__Data__.
===============

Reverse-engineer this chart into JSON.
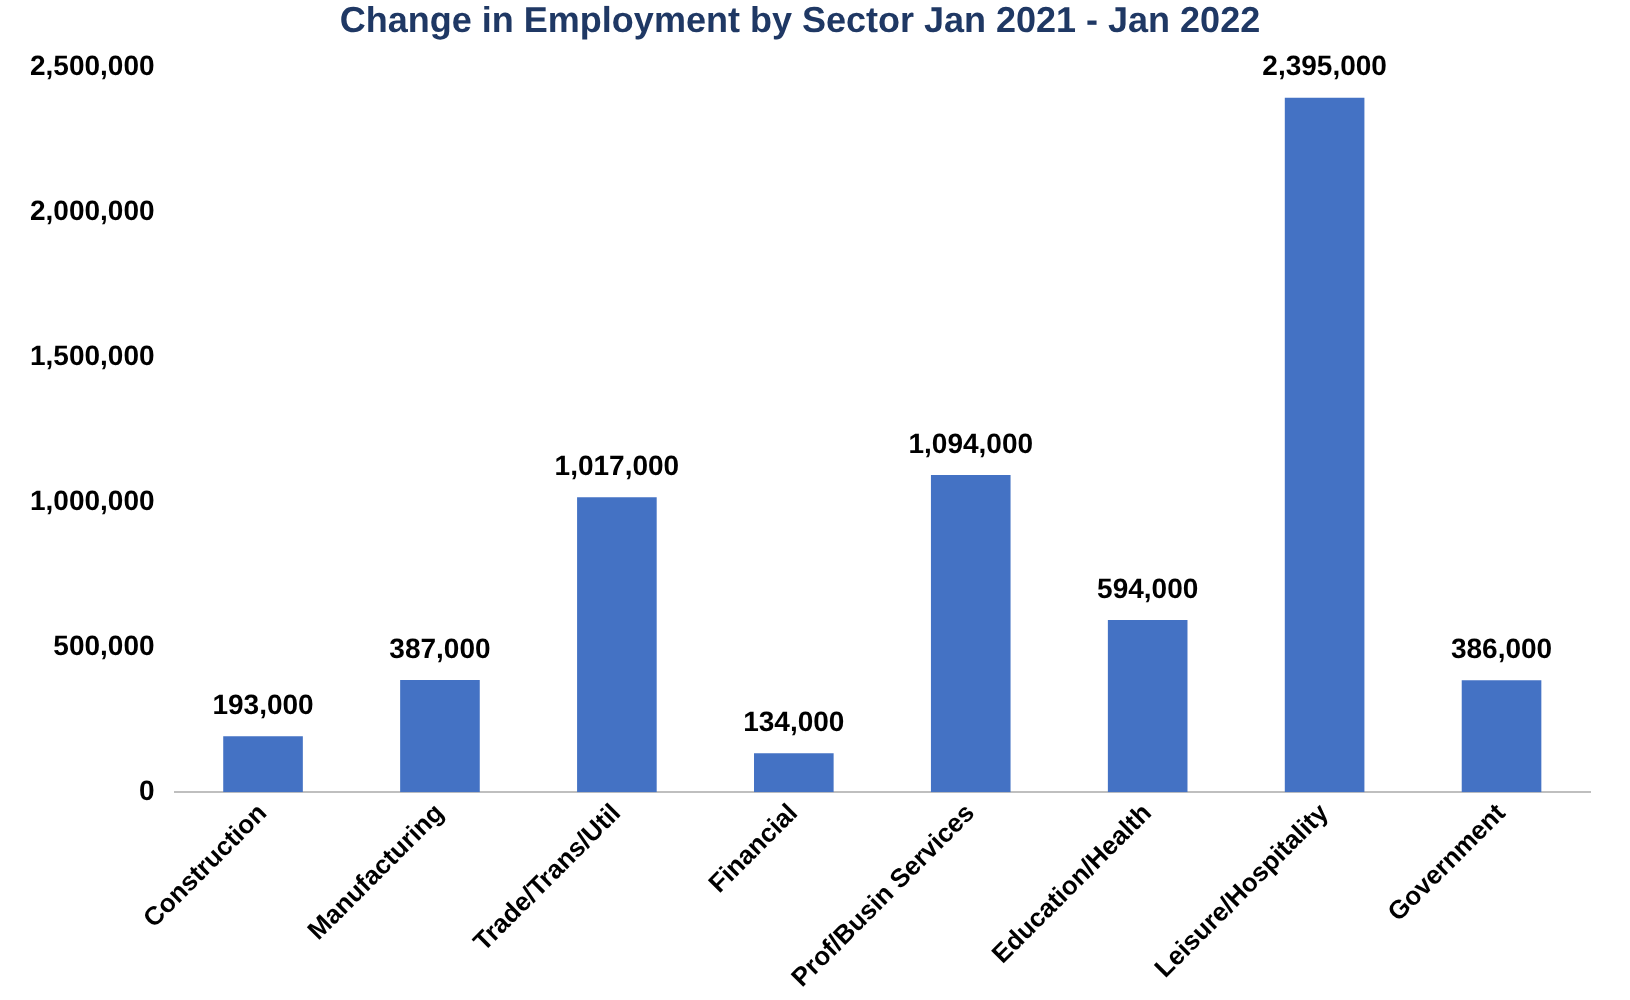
{
  "chart_data": {
    "type": "bar",
    "title": "Change in Employment by Sector Jan 2021 - Jan 2022",
    "categories": [
      "Construction",
      "Manufacturing",
      "Trade/Trans/Util",
      "Financial",
      "Prof/Busin Services",
      "Education/Health",
      "Leisure/Hospitality",
      "Government"
    ],
    "values": [
      193000,
      387000,
      1017000,
      134000,
      1094000,
      594000,
      2395000,
      386000
    ],
    "value_labels": [
      "193,000",
      "387,000",
      "1,017,000",
      "134,000",
      "1,094,000",
      "594,000",
      "2,395,000",
      "386,000"
    ],
    "color": "#4472c4",
    "ylim": [
      0,
      2500000
    ],
    "yticks": [
      0,
      {
        "value": 500000,
        "label": "500,000"
      },
      {
        "value": 1000000,
        "label": "1,000,000"
      },
      {
        "value": 1500000,
        "label": "1,500,000"
      },
      {
        "value": 2000000,
        "label": "2,000,000"
      },
      {
        "value": 2500000,
        "label": "2,500,000"
      }
    ],
    "grid": false,
    "legend": false
  }
}
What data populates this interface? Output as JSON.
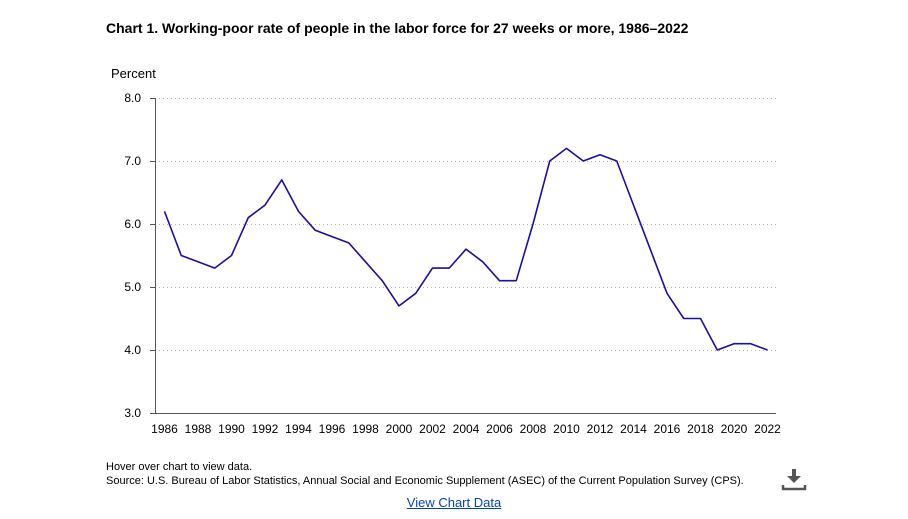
{
  "chart_data": {
    "type": "line",
    "title": "Chart 1. Working-poor rate of people in the labor force for 27 weeks or more, 1986–2022",
    "ylabel": "Percent",
    "xlabel": "",
    "ylim": [
      3.0,
      8.0
    ],
    "yticks": [
      "8.0",
      "7.0",
      "6.0",
      "5.0",
      "4.0",
      "3.0"
    ],
    "xticks": [
      "1986",
      "1988",
      "1990",
      "1992",
      "1994",
      "1996",
      "1998",
      "2000",
      "2002",
      "2004",
      "2006",
      "2008",
      "2010",
      "2012",
      "2014",
      "2016",
      "2018",
      "2020",
      "2022"
    ],
    "grid": true,
    "line_color": "#1a0f9e",
    "x": [
      1986,
      1987,
      1988,
      1989,
      1990,
      1991,
      1992,
      1993,
      1994,
      1995,
      1996,
      1997,
      1998,
      1999,
      2000,
      2001,
      2002,
      2003,
      2004,
      2005,
      2006,
      2007,
      2008,
      2009,
      2010,
      2011,
      2012,
      2013,
      2014,
      2015,
      2016,
      2017,
      2018,
      2019,
      2020,
      2021,
      2022
    ],
    "values": [
      6.2,
      5.5,
      5.4,
      5.3,
      5.5,
      6.1,
      6.3,
      6.7,
      6.2,
      5.9,
      5.8,
      5.7,
      5.4,
      5.1,
      4.7,
      4.9,
      5.3,
      5.3,
      5.6,
      5.4,
      5.1,
      5.1,
      6.0,
      7.0,
      7.2,
      7.0,
      7.1,
      7.0,
      6.3,
      5.6,
      4.9,
      4.5,
      4.5,
      4.0,
      4.1,
      4.1,
      4.0
    ]
  },
  "footer": {
    "hover_note": "Hover over chart to view data.",
    "source": "Source: U.S. Bureau of Labor Statistics, Annual Social and Economic Supplement (ASEC) of the Current Population Survey (CPS).",
    "view_link": "View Chart Data",
    "download_icon": "download-icon"
  }
}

===============

__Instructions for the task__.
Print every entry above again without changing a word, and omit the pictures.

__Completed task__.
Reverse-engineer this chart into JSON.
{
  "chart_data": {
    "type": "bar",
    "title": "Change in Employment by Sector Jan 2021 - Jan 2022",
    "categories": [
      "Construction",
      "Manufacturing",
      "Trade/Trans/Util",
      "Financial",
      "Prof/Busin Services",
      "Education/Health",
      "Leisure/Hospitality",
      "Government"
    ],
    "values": [
      193000,
      387000,
      1017000,
      134000,
      1094000,
      594000,
      2395000,
      386000
    ],
    "value_labels": [
      "193,000",
      "387,000",
      "1,017,000",
      "134,000",
      "1,094,000",
      "594,000",
      "2,395,000",
      "386,000"
    ],
    "color": "#4472c4",
    "ylim": [
      0,
      2500000
    ],
    "yticks": [
      0,
      {
        "value": 500000,
        "label": "500,000"
      },
      {
        "value": 1000000,
        "label": "1,000,000"
      },
      {
        "value": 1500000,
        "label": "1,500,000"
      },
      {
        "value": 2000000,
        "label": "2,000,000"
      },
      {
        "value": 2500000,
        "label": "2,500,000"
      }
    ],
    "grid": false,
    "legend": false
  }
}
What data populates this interface? Output as JSON.
{
  "chart_data": {
    "type": "line",
    "title": "Chart 1. Working-poor rate of people in the labor force for 27 weeks or more, 1986–2022",
    "ylabel": "Percent",
    "xlabel": "",
    "ylim": [
      3.0,
      8.0
    ],
    "yticks": [
      "8.0",
      "7.0",
      "6.0",
      "5.0",
      "4.0",
      "3.0"
    ],
    "xticks": [
      "1986",
      "1988",
      "1990",
      "1992",
      "1994",
      "1996",
      "1998",
      "2000",
      "2002",
      "2004",
      "2006",
      "2008",
      "2010",
      "2012",
      "2014",
      "2016",
      "2018",
      "2020",
      "2022"
    ],
    "grid": true,
    "line_color": "#1a0f9e",
    "x": [
      1986,
      1987,
      1988,
      1989,
      1990,
      1991,
      1992,
      1993,
      1994,
      1995,
      1996,
      1997,
      1998,
      1999,
      2000,
      2001,
      2002,
      2003,
      2004,
      2005,
      2006,
      2007,
      2008,
      2009,
      2010,
      2011,
      2012,
      2013,
      2014,
      2015,
      2016,
      2017,
      2018,
      2019,
      2020,
      2021,
      2022
    ],
    "values": [
      6.2,
      5.5,
      5.4,
      5.3,
      5.5,
      6.1,
      6.3,
      6.7,
      6.2,
      5.9,
      5.8,
      5.7,
      5.4,
      5.1,
      4.7,
      4.9,
      5.3,
      5.3,
      5.6,
      5.4,
      5.1,
      5.1,
      6.0,
      7.0,
      7.2,
      7.0,
      7.1,
      7.0,
      6.3,
      5.6,
      4.9,
      4.5,
      4.5,
      4.0,
      4.1,
      4.1,
      4.0
    ]
  },
  "footer": {
    "hover_note": "Hover over chart to view data.",
    "source": "Source: U.S. Bureau of Labor Statistics, Annual Social and Economic Supplement (ASEC) of the Current Population Survey (CPS).",
    "view_link": "View Chart Data",
    "download_icon": "download-icon"
  }
}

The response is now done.